__WHAT YOU WILL DO__. Copy each line that contains the string "Levels".
>> start
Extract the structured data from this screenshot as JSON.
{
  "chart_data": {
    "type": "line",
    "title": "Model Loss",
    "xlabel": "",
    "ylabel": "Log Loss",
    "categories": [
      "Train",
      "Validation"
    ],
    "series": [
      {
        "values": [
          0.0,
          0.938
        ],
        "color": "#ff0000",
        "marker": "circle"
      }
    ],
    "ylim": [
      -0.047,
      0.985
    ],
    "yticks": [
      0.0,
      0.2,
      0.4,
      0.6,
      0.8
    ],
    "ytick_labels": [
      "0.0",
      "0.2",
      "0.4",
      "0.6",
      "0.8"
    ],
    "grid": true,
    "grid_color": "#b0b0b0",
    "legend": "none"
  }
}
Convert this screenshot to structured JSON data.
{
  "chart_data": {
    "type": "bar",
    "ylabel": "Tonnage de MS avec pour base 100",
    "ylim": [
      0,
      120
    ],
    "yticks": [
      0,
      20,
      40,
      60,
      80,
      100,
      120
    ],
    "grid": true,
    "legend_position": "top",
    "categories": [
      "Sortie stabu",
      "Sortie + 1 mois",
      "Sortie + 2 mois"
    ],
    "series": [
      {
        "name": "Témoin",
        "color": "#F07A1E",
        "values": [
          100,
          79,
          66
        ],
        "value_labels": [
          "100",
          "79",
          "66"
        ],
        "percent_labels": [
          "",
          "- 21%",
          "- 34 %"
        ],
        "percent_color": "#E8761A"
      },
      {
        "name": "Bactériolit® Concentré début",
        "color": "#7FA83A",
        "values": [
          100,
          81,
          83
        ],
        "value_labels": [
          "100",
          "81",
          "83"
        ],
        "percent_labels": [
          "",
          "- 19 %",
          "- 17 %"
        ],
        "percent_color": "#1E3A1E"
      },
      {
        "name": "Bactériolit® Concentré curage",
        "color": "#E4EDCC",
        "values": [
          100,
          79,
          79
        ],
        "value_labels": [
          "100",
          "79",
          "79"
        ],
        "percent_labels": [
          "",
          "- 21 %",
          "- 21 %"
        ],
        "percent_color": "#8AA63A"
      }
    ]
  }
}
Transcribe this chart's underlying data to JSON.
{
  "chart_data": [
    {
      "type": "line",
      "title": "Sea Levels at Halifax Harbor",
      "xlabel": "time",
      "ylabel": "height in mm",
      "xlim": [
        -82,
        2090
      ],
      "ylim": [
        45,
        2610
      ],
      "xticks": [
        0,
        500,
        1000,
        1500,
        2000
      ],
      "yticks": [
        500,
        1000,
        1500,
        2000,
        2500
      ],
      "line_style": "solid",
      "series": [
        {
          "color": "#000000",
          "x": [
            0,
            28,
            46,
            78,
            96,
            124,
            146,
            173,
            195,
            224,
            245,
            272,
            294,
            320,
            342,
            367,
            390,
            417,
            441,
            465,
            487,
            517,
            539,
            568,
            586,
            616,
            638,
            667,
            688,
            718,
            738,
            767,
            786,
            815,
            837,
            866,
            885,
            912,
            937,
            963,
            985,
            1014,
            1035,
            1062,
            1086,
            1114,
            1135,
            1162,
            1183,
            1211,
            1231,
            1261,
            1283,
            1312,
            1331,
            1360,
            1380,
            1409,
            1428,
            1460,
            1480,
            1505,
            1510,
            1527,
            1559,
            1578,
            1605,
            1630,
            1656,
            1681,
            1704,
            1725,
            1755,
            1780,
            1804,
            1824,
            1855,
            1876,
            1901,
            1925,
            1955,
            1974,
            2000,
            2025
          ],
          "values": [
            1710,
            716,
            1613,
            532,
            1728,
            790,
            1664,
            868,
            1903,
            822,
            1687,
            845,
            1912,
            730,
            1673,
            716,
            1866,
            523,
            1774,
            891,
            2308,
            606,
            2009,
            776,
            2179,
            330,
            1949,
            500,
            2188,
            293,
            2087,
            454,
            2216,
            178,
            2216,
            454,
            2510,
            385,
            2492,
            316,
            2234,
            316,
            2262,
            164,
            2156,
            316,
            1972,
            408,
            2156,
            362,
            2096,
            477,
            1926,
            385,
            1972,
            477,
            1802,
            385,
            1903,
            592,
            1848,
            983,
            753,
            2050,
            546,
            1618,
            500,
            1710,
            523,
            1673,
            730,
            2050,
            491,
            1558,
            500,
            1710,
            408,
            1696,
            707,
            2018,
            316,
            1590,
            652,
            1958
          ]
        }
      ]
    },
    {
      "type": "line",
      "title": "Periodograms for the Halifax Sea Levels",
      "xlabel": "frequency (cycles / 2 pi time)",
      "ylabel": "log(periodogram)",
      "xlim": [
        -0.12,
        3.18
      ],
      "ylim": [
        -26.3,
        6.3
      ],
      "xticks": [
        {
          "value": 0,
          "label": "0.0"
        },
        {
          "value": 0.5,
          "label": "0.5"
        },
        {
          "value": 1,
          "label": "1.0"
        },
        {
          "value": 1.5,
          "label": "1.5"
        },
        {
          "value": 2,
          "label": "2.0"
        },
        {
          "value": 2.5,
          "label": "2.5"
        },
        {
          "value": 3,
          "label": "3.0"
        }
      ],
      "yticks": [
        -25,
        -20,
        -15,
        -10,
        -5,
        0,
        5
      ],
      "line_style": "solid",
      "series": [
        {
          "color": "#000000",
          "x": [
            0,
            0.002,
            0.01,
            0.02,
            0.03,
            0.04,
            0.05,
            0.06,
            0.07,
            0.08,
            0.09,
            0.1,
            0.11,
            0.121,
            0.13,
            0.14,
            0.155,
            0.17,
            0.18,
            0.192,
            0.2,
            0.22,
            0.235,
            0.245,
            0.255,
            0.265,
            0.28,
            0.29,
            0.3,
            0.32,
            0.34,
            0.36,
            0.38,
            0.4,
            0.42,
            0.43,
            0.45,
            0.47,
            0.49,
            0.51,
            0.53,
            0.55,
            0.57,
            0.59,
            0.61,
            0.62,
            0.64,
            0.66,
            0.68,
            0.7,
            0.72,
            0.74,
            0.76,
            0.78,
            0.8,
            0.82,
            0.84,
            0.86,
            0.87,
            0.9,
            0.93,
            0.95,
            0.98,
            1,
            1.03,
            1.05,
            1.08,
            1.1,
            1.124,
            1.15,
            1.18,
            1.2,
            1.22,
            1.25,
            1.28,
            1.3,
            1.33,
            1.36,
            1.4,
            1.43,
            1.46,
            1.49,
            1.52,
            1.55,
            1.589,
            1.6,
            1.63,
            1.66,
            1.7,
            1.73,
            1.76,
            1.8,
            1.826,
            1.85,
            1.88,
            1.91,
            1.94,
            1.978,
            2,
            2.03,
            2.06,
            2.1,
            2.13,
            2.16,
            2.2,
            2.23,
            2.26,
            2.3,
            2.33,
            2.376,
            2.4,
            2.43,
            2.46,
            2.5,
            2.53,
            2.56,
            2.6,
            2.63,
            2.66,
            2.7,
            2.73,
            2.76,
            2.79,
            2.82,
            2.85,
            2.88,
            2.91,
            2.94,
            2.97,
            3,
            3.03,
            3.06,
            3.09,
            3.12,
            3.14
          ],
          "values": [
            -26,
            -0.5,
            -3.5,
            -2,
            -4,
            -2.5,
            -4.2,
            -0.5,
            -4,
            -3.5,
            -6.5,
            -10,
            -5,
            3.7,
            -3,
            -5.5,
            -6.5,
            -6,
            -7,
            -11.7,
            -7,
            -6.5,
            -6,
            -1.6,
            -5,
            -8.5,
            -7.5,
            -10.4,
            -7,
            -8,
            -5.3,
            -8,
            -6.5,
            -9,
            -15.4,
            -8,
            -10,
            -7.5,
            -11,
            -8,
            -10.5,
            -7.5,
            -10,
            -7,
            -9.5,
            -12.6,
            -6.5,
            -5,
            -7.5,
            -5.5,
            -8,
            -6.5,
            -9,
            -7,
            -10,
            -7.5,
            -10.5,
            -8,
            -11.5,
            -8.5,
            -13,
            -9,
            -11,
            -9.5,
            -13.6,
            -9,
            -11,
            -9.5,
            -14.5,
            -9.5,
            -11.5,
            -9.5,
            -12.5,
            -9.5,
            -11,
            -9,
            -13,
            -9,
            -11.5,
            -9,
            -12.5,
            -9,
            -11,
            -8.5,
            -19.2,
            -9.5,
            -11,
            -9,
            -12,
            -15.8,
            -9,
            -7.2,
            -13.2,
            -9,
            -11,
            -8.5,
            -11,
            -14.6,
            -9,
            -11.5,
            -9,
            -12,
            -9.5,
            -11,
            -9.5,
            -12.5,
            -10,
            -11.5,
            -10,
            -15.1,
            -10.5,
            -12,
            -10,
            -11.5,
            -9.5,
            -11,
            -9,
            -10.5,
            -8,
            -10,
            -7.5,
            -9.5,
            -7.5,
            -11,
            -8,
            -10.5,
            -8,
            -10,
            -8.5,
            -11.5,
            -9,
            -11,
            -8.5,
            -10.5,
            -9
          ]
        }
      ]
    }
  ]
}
>> end
>> start
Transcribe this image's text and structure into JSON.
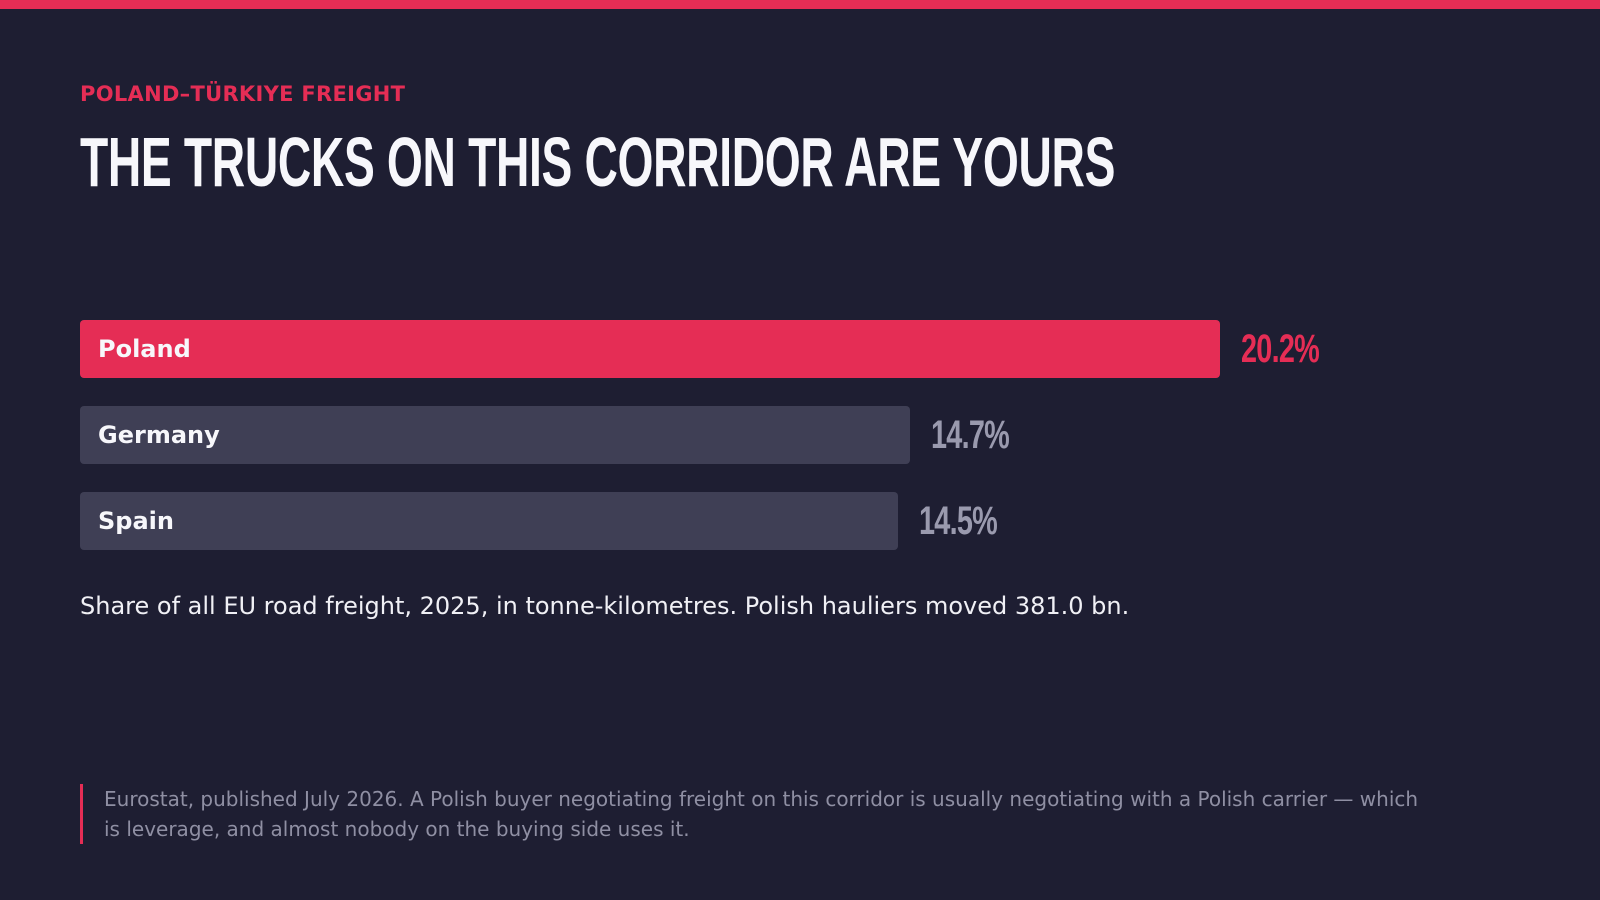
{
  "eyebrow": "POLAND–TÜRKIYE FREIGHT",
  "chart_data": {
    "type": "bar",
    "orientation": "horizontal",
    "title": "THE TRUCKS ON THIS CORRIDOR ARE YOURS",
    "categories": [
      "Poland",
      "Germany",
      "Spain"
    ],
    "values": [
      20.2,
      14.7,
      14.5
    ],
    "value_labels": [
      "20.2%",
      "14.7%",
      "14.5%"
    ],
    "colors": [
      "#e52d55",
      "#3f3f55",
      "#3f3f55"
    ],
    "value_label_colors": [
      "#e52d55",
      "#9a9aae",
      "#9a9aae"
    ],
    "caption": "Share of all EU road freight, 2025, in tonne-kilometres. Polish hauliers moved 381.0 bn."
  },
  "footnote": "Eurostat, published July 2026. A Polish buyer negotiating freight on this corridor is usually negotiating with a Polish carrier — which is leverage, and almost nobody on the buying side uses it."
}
>> end
__EXERCISE SOLUTION__.
      "title": "Sea Levels at Halifax Harbor",
      "title": "Periodograms for the Halifax Sea Levels",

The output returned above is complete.